== Data in this exercise ==
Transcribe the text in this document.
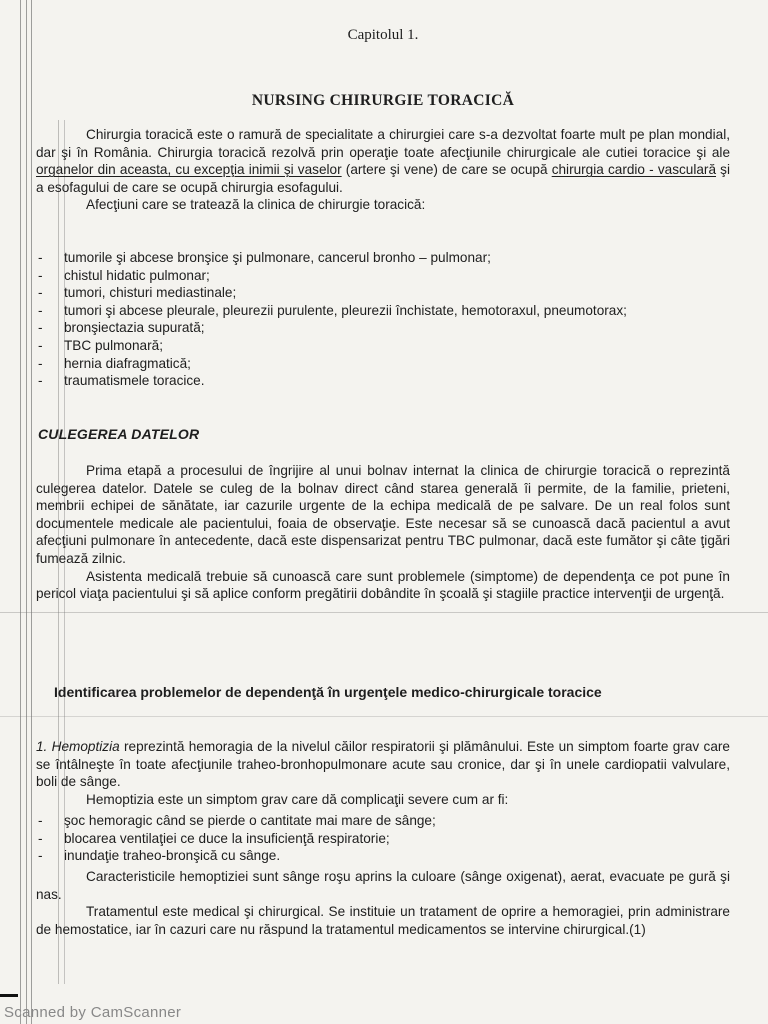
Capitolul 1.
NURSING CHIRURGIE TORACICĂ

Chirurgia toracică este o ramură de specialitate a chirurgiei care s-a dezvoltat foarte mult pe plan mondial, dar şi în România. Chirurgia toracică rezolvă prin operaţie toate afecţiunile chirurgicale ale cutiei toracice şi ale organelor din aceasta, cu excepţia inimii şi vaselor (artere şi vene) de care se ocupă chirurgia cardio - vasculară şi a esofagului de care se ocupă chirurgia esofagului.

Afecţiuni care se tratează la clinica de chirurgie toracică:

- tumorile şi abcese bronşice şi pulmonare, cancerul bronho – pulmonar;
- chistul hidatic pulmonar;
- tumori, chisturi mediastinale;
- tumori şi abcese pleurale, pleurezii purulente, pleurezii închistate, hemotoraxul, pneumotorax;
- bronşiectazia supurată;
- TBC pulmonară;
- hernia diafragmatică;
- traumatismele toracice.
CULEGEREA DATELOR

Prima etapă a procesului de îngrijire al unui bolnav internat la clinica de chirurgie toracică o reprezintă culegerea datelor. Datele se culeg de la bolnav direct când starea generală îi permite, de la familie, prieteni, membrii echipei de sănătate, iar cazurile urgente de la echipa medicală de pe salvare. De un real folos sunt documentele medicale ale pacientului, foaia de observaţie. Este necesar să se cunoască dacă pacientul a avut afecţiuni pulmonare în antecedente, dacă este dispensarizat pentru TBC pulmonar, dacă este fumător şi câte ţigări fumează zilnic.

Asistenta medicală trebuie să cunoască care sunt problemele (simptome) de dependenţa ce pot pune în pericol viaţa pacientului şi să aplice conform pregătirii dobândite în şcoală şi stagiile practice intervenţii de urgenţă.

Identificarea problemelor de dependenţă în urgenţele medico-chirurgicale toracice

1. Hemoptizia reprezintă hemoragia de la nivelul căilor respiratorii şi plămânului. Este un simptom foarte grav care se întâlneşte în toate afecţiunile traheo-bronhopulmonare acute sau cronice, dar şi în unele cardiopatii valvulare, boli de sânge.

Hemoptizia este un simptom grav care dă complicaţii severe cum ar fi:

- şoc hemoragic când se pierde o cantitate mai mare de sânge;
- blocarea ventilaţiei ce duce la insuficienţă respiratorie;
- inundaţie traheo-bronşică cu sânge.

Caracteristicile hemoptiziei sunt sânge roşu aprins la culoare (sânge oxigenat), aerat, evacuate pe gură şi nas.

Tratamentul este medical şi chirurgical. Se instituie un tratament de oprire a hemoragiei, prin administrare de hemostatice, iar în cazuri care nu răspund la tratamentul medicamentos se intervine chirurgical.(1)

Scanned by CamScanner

==

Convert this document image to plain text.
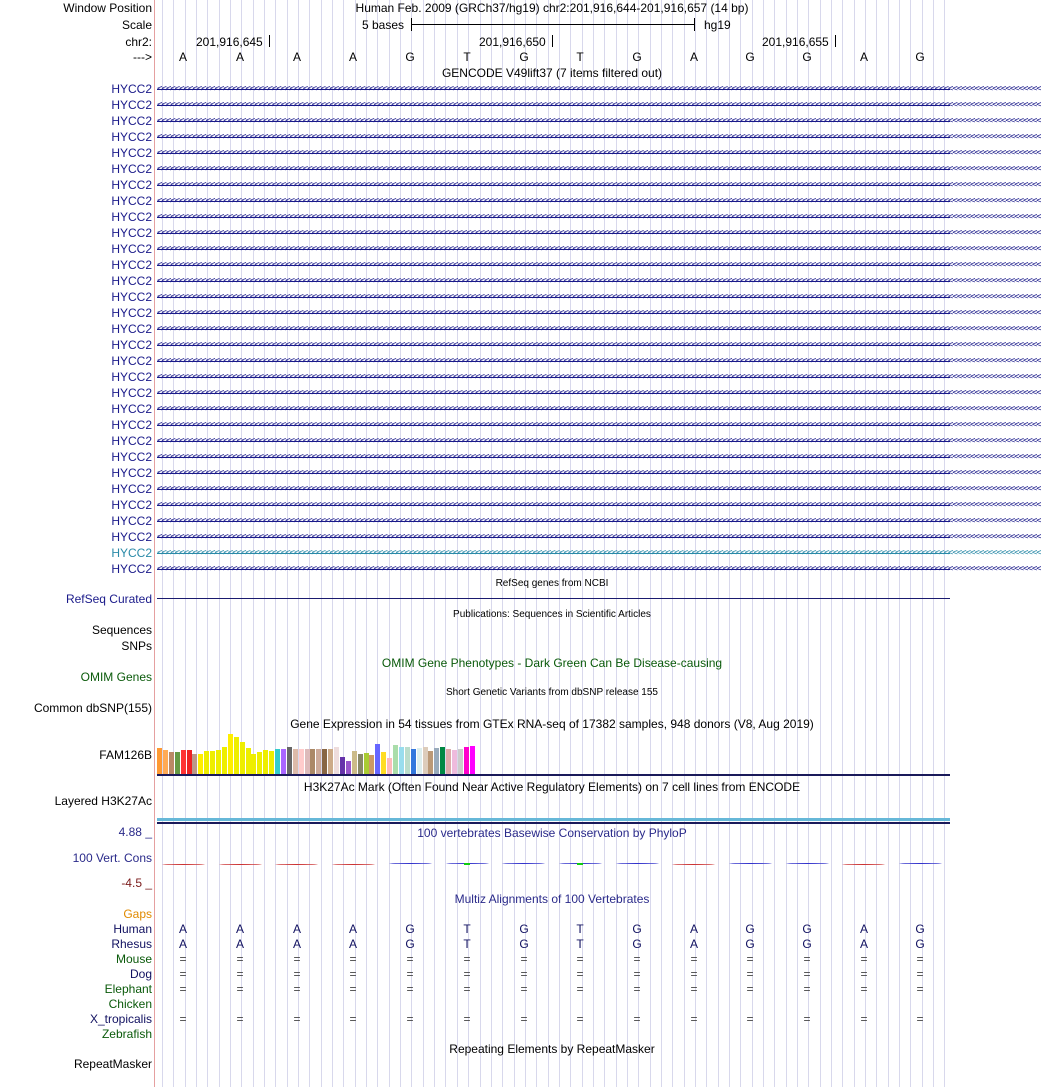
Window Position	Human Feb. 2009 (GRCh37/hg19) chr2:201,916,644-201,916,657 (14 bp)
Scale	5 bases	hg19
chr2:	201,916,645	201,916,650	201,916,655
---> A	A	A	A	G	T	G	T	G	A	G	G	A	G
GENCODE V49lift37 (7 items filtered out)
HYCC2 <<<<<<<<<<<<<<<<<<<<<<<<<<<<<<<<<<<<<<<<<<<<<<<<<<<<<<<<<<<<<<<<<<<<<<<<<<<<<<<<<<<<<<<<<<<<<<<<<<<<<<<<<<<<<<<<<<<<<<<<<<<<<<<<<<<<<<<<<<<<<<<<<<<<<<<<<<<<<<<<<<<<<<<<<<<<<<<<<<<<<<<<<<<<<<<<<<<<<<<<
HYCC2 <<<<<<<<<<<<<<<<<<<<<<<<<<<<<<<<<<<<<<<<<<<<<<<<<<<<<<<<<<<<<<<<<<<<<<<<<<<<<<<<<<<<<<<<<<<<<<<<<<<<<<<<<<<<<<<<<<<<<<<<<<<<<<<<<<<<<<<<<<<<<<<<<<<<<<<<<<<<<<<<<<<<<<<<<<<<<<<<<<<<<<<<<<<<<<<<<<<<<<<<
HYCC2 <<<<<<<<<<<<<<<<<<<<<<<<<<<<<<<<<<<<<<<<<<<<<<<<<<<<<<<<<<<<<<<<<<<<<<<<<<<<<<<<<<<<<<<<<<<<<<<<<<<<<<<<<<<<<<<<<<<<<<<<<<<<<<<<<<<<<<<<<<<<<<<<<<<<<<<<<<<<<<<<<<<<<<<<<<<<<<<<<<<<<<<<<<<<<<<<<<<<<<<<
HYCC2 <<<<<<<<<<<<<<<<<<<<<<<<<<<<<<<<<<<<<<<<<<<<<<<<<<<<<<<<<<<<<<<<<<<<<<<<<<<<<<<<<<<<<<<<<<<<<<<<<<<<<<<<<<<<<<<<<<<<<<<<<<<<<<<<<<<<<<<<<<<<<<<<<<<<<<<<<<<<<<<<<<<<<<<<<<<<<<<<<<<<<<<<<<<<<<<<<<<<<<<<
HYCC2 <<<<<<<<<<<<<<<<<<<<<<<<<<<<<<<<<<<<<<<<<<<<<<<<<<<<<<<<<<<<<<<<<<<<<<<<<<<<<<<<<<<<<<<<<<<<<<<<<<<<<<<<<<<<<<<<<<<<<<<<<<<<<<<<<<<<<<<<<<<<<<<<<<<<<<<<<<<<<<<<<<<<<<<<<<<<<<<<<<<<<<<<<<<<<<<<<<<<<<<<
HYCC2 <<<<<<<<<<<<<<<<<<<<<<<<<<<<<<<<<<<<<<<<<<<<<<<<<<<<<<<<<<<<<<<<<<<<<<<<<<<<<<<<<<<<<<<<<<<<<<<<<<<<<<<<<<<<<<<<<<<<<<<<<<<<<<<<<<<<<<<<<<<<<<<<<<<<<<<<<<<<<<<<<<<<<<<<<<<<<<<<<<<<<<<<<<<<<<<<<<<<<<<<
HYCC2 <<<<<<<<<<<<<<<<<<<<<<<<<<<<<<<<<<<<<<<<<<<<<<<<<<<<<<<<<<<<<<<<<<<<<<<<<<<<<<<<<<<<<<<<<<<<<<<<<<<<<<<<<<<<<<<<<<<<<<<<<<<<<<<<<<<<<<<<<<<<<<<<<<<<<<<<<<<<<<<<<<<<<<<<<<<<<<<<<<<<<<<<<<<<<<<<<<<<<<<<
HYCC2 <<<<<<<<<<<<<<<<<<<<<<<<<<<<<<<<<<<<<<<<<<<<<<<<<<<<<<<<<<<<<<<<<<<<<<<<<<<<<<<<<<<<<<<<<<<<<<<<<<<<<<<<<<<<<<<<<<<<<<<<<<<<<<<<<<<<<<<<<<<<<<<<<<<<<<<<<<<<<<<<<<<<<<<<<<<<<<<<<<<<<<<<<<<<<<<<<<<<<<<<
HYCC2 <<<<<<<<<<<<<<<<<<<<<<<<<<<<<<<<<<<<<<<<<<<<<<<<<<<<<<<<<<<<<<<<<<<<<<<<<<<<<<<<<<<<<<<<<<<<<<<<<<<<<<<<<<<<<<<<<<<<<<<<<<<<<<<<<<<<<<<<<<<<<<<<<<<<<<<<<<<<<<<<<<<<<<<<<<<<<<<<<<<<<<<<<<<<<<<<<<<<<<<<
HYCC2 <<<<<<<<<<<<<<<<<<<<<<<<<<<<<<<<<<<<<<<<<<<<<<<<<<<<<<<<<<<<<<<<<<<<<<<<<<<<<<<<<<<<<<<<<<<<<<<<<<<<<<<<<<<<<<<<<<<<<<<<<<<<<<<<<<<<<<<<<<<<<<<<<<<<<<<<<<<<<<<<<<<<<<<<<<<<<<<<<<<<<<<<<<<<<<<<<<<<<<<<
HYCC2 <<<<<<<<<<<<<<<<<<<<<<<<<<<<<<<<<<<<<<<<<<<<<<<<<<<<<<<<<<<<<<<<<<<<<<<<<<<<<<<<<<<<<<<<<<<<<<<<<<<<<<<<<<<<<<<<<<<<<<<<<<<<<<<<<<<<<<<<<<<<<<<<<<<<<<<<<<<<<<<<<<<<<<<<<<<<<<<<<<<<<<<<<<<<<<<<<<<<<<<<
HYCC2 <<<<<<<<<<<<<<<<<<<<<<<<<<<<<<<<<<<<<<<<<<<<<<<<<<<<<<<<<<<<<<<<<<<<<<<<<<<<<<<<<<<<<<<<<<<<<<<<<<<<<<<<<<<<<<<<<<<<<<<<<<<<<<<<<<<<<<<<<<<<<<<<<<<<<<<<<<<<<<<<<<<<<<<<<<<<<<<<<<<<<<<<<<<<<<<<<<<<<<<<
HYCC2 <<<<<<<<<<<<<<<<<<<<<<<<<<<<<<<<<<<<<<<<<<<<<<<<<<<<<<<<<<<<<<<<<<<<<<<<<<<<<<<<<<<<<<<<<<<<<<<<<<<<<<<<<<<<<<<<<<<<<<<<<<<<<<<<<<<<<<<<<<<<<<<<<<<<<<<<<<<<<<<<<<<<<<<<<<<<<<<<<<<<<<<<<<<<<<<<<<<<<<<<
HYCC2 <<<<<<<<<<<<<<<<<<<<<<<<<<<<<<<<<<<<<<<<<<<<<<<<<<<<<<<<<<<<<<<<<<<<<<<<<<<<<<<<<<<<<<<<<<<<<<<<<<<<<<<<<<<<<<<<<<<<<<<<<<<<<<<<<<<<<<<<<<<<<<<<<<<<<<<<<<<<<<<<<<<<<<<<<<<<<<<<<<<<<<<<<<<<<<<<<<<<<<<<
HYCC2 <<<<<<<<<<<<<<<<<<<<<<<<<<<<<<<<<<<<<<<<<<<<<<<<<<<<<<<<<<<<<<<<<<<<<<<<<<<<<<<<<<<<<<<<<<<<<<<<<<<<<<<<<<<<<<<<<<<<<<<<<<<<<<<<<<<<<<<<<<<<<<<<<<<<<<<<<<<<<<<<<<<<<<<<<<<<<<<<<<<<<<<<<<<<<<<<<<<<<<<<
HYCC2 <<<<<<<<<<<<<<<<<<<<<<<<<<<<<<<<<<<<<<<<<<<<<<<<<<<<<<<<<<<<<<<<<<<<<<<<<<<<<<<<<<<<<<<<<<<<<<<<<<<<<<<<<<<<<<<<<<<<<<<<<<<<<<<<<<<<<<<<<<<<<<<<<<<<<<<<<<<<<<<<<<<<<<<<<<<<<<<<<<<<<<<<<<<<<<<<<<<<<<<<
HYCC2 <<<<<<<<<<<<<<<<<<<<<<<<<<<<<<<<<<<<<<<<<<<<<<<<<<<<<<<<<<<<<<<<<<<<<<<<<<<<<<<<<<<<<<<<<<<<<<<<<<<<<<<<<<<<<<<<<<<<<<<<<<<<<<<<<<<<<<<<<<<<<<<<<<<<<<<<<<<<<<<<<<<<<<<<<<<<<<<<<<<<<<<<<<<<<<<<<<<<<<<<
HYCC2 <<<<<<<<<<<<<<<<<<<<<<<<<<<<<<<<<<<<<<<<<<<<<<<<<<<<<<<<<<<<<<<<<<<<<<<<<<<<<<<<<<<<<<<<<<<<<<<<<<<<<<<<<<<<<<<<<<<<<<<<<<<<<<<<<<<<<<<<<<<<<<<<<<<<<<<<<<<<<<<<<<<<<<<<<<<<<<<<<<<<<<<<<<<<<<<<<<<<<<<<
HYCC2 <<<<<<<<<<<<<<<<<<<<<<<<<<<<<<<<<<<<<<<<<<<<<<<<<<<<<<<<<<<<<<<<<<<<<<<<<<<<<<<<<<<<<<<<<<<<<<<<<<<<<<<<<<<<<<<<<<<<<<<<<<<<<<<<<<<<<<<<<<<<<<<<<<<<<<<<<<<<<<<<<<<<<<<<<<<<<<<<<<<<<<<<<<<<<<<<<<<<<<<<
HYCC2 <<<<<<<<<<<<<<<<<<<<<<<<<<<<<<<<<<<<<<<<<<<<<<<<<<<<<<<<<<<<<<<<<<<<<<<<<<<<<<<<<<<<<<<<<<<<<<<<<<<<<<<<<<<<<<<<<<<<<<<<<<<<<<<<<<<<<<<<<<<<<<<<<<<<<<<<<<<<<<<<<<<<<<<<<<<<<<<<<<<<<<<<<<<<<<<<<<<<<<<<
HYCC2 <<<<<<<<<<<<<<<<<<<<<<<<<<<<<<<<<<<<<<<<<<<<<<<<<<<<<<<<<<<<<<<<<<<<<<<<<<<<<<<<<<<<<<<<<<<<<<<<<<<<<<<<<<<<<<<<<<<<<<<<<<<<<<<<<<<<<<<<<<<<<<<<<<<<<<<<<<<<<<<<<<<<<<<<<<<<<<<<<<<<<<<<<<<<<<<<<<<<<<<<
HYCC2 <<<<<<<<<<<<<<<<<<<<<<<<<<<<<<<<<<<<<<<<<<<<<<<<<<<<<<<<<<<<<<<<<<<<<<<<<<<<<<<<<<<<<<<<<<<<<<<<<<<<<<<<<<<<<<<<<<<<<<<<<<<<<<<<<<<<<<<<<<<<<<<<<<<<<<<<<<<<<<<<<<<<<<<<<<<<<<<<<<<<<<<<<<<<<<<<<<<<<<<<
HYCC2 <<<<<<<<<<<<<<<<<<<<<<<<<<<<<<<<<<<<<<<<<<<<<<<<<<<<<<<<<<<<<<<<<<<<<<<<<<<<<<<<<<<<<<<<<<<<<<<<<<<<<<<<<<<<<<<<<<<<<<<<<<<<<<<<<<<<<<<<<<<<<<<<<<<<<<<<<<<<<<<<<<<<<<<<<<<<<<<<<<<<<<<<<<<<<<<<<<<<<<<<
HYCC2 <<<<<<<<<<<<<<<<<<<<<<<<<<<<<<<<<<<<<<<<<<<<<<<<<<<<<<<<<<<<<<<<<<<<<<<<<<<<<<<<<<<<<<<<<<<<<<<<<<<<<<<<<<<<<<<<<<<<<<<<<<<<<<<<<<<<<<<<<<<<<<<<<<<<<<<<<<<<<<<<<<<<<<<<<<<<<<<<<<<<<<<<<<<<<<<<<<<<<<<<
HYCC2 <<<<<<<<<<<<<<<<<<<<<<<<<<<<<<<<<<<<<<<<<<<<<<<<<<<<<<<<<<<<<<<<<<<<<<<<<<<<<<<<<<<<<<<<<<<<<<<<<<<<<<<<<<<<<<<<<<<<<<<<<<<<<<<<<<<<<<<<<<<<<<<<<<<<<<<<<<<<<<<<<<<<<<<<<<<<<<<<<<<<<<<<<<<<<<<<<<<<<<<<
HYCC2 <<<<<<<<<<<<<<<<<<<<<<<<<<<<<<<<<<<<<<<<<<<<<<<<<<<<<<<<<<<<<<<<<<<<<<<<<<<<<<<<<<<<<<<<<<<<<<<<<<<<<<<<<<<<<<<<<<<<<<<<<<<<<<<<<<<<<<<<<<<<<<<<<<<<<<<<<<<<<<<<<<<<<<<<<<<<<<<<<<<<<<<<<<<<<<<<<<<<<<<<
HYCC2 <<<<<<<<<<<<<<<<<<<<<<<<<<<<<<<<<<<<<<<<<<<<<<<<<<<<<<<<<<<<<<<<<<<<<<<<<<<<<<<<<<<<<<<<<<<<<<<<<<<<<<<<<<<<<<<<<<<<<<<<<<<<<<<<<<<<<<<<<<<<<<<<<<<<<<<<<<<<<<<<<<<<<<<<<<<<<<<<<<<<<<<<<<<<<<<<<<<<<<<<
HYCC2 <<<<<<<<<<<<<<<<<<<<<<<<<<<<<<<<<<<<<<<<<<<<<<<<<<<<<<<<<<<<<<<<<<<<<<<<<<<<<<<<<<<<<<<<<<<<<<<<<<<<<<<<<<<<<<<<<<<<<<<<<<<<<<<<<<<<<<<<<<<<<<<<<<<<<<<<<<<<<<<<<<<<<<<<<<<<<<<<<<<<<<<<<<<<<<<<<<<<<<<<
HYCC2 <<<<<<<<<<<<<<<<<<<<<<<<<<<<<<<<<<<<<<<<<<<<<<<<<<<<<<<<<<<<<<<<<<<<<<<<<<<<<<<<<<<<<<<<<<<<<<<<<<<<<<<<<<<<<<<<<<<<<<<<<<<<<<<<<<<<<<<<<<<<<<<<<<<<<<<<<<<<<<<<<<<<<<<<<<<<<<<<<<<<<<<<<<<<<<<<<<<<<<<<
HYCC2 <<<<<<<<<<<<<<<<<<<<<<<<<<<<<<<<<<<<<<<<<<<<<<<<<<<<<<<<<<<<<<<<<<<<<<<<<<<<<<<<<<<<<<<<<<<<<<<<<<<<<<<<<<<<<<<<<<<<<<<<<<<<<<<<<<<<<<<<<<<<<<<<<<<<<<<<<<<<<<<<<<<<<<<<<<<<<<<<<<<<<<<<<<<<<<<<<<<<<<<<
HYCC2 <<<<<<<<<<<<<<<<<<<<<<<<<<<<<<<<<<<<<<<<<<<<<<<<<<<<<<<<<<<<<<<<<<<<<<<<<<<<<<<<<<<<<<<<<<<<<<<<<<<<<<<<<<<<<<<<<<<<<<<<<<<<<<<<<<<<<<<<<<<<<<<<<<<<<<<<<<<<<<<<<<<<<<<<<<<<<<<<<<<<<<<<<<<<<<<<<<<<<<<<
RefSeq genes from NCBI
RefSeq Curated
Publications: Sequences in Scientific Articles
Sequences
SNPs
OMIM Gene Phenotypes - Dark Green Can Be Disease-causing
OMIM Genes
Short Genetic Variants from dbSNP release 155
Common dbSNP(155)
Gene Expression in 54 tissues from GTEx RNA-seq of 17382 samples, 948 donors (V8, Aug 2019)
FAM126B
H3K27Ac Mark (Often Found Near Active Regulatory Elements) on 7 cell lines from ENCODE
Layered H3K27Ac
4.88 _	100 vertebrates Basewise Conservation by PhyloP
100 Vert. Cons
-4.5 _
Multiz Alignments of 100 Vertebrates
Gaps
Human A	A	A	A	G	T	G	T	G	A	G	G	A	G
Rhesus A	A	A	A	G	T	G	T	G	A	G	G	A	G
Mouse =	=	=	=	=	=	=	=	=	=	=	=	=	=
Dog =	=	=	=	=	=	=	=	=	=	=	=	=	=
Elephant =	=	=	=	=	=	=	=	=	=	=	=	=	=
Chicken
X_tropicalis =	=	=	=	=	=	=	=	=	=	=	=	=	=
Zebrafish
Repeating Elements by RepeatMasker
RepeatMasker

== What you are asked to do ==
Where does the word "Human" occur in the records? Return every line that holds it.

== Solution below ==
Window Position	Human Feb. 2009 (GRCh37/hg19) chr2:201,916,644-201,916,657 (14 bp)
Human A	A	A	A	G	T	G	T	G	A	G	G	A	G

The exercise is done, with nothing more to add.